--- DATA SHOWN ---
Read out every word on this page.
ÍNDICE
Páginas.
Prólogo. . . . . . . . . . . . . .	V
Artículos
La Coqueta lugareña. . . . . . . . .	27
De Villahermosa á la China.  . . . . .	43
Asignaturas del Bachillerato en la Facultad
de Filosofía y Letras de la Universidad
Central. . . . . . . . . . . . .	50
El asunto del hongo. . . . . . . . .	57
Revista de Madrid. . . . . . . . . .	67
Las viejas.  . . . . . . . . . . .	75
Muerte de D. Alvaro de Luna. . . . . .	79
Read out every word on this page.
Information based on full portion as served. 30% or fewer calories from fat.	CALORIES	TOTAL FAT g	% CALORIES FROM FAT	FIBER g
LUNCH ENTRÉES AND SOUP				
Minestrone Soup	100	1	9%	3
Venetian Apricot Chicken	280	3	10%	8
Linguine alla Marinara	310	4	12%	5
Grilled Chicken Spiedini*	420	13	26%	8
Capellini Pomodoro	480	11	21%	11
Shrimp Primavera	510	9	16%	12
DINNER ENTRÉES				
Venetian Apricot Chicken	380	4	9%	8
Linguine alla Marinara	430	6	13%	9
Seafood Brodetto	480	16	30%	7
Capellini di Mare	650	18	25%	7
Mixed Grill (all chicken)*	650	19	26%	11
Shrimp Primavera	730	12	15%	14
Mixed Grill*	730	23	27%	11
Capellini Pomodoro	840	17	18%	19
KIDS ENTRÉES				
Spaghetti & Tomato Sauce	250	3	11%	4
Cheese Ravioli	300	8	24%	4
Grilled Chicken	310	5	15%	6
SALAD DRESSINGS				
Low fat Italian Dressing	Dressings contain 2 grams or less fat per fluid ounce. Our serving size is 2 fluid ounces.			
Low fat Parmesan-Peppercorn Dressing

--- WORK TO BE COMPLETED ---
Your task is to quote all of the data word for word.

--- WRITTEN SOLUTION ---
Read out every word on this page.
ÍNDICE
Páginas.
Prólogo. . . . . . . . . . . . . .	V
Artículos
La Coqueta lugareña. . . . . . . . .	27
De Villahermosa á la China.  . . . . .	43
Asignaturas del Bachillerato en la Facultad
de Filosofía y Letras de la Universidad
Central. . . . . . . . . . . . .	50
El asunto del hongo. . . . . . . . .	57
Revista de Madrid. . . . . . . . . .	67
Las viejas.  . . . . . . . . . . .	75
Muerte de D. Alvaro de Luna. . . . . .	79
Read out every word on this page.
Information based on full portion as served. 30% or fewer calories from fat.	CALORIES	TOTAL FAT g	% CALORIES FROM FAT	FIBER g
LUNCH ENTRÉES AND SOUP				
Minestrone Soup	100	1	9%	3
Venetian Apricot Chicken	280	3	10%	8
Linguine alla Marinara	310	4	12%	5
Grilled Chicken Spiedini*	420	13	26%	8
Capellini Pomodoro	480	11	21%	11
Shrimp Primavera	510	9	16%	12
DINNER ENTRÉES				
Venetian Apricot Chicken	380	4	9%	8
Linguine alla Marinara	430	6	13%	9
Seafood Brodetto	480	16	30%	7
Capellini di Mare	650	18	25%	7
Mixed Grill (all chicken)*	650	19	26%	11
Shrimp Primavera	730	12	15%	14
Mixed Grill*	730	23	27%	11
Capellini Pomodoro	840	17	18%	19
KIDS ENTRÉES				
Spaghetti & Tomato Sauce	250	3	11%	4
Cheese Ravioli	300	8	24%	4
Grilled Chicken	310	5	15%	6
SALAD DRESSINGS				
Low fat Italian Dressing	Dressings contain 2 grams or less fat per fluid ounce. Our serving size is 2 fluid ounces.			
Low fat Parmesan-Peppercorn Dressing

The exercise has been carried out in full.